**Given data**
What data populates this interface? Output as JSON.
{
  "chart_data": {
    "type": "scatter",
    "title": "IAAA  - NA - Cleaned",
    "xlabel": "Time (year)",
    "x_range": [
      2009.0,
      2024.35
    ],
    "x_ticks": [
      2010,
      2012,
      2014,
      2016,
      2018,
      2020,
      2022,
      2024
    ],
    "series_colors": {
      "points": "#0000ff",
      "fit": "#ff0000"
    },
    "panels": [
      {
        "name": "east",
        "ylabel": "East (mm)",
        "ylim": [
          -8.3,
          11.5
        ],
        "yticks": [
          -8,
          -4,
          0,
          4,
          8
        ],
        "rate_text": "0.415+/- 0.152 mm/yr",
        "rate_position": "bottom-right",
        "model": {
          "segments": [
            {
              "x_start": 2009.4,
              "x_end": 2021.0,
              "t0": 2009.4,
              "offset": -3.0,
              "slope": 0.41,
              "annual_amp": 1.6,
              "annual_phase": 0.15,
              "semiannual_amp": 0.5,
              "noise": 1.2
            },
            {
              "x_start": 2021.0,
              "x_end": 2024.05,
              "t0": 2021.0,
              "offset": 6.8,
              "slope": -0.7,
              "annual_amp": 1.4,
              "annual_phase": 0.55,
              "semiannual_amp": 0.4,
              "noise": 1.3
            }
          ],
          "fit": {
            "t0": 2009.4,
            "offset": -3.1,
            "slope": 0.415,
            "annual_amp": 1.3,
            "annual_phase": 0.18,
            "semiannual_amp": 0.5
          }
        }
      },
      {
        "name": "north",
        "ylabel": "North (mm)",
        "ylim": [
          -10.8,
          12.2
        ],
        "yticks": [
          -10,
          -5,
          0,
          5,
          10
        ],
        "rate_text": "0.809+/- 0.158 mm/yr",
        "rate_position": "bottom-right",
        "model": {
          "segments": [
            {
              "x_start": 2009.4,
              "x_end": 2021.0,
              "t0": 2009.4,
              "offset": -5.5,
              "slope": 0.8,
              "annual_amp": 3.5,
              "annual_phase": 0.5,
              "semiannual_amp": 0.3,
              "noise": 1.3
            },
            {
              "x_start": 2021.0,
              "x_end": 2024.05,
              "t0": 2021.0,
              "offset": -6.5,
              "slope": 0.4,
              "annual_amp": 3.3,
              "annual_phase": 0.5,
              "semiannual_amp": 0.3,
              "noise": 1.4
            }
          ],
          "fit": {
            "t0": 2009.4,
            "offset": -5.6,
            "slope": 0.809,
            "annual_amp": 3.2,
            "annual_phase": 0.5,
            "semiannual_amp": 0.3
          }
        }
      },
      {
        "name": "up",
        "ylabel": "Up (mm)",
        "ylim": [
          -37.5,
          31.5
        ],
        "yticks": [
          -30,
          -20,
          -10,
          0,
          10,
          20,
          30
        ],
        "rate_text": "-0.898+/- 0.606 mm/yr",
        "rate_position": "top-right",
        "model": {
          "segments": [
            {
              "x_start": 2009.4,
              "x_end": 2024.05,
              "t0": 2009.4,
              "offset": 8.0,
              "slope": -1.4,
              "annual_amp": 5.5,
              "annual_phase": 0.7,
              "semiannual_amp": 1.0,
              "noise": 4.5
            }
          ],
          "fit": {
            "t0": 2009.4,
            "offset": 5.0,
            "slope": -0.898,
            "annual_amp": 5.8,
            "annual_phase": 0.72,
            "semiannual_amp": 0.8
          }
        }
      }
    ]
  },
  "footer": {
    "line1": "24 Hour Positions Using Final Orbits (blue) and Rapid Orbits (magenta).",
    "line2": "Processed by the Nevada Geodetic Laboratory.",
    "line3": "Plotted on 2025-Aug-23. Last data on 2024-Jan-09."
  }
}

**Task instructions**
Spot every line that holds "slope" and copy it.

**Output for this exercise**
              "slope": 0.41,
              "slope": -0.7,
            "slope": 0.415,
              "slope": 0.8,
              "slope": 0.4,
            "slope": 0.809,
              "slope": -1.4,
            "slope": -0.898,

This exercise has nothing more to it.